Make an exact copy of the entries below.

SUPPLIED DATA:
☆ ☆ ☆ ☆

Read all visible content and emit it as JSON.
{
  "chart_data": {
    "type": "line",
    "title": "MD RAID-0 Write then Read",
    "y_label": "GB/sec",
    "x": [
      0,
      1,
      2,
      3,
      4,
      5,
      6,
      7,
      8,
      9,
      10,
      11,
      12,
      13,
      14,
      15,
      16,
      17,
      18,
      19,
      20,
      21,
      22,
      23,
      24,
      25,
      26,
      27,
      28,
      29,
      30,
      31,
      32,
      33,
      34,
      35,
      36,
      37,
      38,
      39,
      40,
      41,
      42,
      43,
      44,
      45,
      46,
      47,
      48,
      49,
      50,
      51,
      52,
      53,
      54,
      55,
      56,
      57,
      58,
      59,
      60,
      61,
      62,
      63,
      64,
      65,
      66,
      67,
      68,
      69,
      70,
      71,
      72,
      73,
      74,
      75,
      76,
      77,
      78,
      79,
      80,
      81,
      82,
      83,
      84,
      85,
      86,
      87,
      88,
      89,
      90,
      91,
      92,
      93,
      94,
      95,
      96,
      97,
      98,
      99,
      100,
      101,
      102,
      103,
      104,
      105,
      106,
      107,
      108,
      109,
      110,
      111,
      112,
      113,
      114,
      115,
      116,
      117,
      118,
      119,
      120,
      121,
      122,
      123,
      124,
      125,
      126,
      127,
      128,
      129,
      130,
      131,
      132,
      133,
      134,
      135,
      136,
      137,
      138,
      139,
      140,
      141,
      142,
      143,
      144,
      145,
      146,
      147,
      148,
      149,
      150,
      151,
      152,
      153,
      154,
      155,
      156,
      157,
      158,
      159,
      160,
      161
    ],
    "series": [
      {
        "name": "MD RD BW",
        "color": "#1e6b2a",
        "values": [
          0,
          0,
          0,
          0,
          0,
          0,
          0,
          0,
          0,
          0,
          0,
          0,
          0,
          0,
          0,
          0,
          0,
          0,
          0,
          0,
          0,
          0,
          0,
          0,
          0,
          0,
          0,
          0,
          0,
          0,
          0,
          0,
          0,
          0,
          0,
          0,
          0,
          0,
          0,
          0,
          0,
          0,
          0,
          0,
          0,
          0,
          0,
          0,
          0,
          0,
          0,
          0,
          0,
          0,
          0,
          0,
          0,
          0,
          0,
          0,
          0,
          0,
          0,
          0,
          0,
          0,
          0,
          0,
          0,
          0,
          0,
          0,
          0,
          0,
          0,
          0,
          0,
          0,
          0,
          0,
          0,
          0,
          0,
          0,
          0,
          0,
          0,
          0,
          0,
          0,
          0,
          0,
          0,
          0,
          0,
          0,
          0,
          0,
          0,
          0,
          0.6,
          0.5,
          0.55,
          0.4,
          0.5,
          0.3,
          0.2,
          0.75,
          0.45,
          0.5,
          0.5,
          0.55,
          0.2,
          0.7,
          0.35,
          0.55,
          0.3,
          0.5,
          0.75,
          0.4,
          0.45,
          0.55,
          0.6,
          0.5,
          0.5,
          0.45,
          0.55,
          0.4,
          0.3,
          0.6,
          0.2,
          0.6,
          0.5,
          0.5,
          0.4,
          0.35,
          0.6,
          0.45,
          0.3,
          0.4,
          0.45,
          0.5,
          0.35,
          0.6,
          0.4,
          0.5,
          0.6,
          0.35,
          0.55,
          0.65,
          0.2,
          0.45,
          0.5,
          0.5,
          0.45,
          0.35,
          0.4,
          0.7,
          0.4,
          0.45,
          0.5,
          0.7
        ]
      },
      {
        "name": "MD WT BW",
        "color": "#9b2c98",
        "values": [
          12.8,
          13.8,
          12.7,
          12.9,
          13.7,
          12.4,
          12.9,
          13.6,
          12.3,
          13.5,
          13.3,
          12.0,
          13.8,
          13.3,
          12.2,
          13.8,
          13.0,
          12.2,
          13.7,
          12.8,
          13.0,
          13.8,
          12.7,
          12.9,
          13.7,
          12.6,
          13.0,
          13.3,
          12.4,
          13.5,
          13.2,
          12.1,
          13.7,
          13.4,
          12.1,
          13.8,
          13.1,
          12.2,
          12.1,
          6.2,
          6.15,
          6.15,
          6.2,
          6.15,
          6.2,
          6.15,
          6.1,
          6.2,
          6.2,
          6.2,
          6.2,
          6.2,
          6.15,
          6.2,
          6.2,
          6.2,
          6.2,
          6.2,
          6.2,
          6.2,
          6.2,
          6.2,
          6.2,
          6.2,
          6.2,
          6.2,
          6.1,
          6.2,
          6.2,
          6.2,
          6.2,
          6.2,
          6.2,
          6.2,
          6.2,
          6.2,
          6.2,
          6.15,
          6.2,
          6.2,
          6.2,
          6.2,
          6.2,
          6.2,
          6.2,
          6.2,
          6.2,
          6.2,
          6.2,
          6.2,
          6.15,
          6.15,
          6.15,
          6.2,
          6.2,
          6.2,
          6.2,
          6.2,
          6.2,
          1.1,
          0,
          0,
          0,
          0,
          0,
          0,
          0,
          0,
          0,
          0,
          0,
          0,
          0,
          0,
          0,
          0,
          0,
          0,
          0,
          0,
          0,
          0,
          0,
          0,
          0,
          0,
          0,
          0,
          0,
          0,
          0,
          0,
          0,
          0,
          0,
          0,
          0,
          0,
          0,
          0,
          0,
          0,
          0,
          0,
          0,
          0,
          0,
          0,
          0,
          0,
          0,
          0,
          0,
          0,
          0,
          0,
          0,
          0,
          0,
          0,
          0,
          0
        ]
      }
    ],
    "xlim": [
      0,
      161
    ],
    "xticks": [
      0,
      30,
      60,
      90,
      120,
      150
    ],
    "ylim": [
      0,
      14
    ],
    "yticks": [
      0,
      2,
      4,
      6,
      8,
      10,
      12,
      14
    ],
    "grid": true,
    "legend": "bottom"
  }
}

☆ ☆ ☆ ☆

COMPLETE RESPONSE:
Read all visible content and emit it as JSON.
{
  "chart_data": {
    "type": "line",
    "title": "MD RAID-0 Write then Read",
    "y_label": "GB/sec",
    "x": [
      0,
      1,
      2,
      3,
      4,
      5,
      6,
      7,
      8,
      9,
      10,
      11,
      12,
      13,
      14,
      15,
      16,
      17,
      18,
      19,
      20,
      21,
      22,
      23,
      24,
      25,
      26,
      27,
      28,
      29,
      30,
      31,
      32,
      33,
      34,
      35,
      36,
      37,
      38,
      39,
      40,
      41,
      42,
      43,
      44,
      45,
      46,
      47,
      48,
      49,
      50,
      51,
      52,
      53,
      54,
      55,
      56,
      57,
      58,
      59,
      60,
      61,
      62,
      63,
      64,
      65,
      66,
      67,
      68,
      69,
      70,
      71,
      72,
      73,
      74,
      75,
      76,
      77,
      78,
      79,
      80,
      81,
      82,
      83,
      84,
      85,
      86,
      87,
      88,
      89,
      90,
      91,
      92,
      93,
      94,
      95,
      96,
      97,
      98,
      99,
      100,
      101,
      102,
      103,
      104,
      105,
      106,
      107,
      108,
      109,
      110,
      111,
      112,
      113,
      114,
      115,
      116,
      117,
      118,
      119,
      120,
      121,
      122,
      123,
      124,
      125,
      126,
      127,
      128,
      129,
      130,
      131,
      132,
      133,
      134,
      135,
      136,
      137,
      138,
      139,
      140,
      141,
      142,
      143,
      144,
      145,
      146,
      147,
      148,
      149,
      150,
      151,
      152,
      153,
      154,
      155,
      156,
      157,
      158,
      159,
      160,
      161
    ],
    "series": [
      {
        "name": "MD RD BW",
        "color": "#1e6b2a",
        "values": [
          0,
          0,
          0,
          0,
          0,
          0,
          0,
          0,
          0,
          0,
          0,
          0,
          0,
          0,
          0,
          0,
          0,
          0,
          0,
          0,
          0,
          0,
          0,
          0,
          0,
          0,
          0,
          0,
          0,
          0,
          0,
          0,
          0,
          0,
          0,
          0,
          0,
          0,
          0,
          0,
          0,
          0,
          0,
          0,
          0,
          0,
          0,
          0,
          0,
          0,
          0,
          0,
          0,
          0,
          0,
          0,
          0,
          0,
          0,
          0,
          0,
          0,
          0,
          0,
          0,
          0,
          0,
          0,
          0,
          0,
          0,
          0,
          0,
          0,
          0,
          0,
          0,
          0,
          0,
          0,
          0,
          0,
          0,
          0,
          0,
          0,
          0,
          0,
          0,
          0,
          0,
          0,
          0,
          0,
          0,
          0,
          0,
          0,
          0,
          0,
          0.6,
          0.5,
          0.55,
          0.4,
          0.5,
          0.3,
          0.2,
          0.75,
          0.45,
          0.5,
          0.5,
          0.55,
          0.2,
          0.7,
          0.35,
          0.55,
          0.3,
          0.5,
          0.75,
          0.4,
          0.45,
          0.55,
          0.6,
          0.5,
          0.5,
          0.45,
          0.55,
          0.4,
          0.3,
          0.6,
          0.2,
          0.6,
          0.5,
          0.5,
          0.4,
          0.35,
          0.6,
          0.45,
          0.3,
          0.4,
          0.45,
          0.5,
          0.35,
          0.6,
          0.4,
          0.5,
          0.6,
          0.35,
          0.55,
          0.65,
          0.2,
          0.45,
          0.5,
          0.5,
          0.45,
          0.35,
          0.4,
          0.7,
          0.4,
          0.45,
          0.5,
          0.7
        ]
      },
      {
        "name": "MD WT BW",
        "color": "#9b2c98",
        "values": [
          12.8,
          13.8,
          12.7,
          12.9,
          13.7,
          12.4,
          12.9,
          13.6,
          12.3,
          13.5,
          13.3,
          12.0,
          13.8,
          13.3,
          12.2,
          13.8,
          13.0,
          12.2,
          13.7,
          12.8,
          13.0,
          13.8,
          12.7,
          12.9,
          13.7,
          12.6,
          13.0,
          13.3,
          12.4,
          13.5,
          13.2,
          12.1,
          13.7,
          13.4,
          12.1,
          13.8,
          13.1,
          12.2,
          12.1,
          6.2,
          6.15,
          6.15,
          6.2,
          6.15,
          6.2,
          6.15,
          6.1,
          6.2,
          6.2,
          6.2,
          6.2,
          6.2,
          6.15,
          6.2,
          6.2,
          6.2,
          6.2,
          6.2,
          6.2,
          6.2,
          6.2,
          6.2,
          6.2,
          6.2,
          6.2,
          6.2,
          6.1,
          6.2,
          6.2,
          6.2,
          6.2,
          6.2,
          6.2,
          6.2,
          6.2,
          6.2,
          6.2,
          6.15,
          6.2,
          6.2,
          6.2,
          6.2,
          6.2,
          6.2,
          6.2,
          6.2,
          6.2,
          6.2,
          6.2,
          6.2,
          6.15,
          6.15,
          6.15,
          6.2,
          6.2,
          6.2,
          6.2,
          6.2,
          6.2,
          1.1,
          0,
          0,
          0,
          0,
          0,
          0,
          0,
          0,
          0,
          0,
          0,
          0,
          0,
          0,
          0,
          0,
          0,
          0,
          0,
          0,
          0,
          0,
          0,
          0,
          0,
          0,
          0,
          0,
          0,
          0,
          0,
          0,
          0,
          0,
          0,
          0,
          0,
          0,
          0,
          0,
          0,
          0,
          0,
          0,
          0,
          0,
          0,
          0,
          0,
          0,
          0,
          0,
          0,
          0,
          0,
          0,
          0,
          0,
          0,
          0,
          0,
          0
        ]
      }
    ],
    "xlim": [
      0,
      161
    ],
    "xticks": [
      0,
      30,
      60,
      90,
      120,
      150
    ],
    "ylim": [
      0,
      14
    ],
    "yticks": [
      0,
      2,
      4,
      6,
      8,
      10,
      12,
      14
    ],
    "grid": true,
    "legend": "bottom"
  }
}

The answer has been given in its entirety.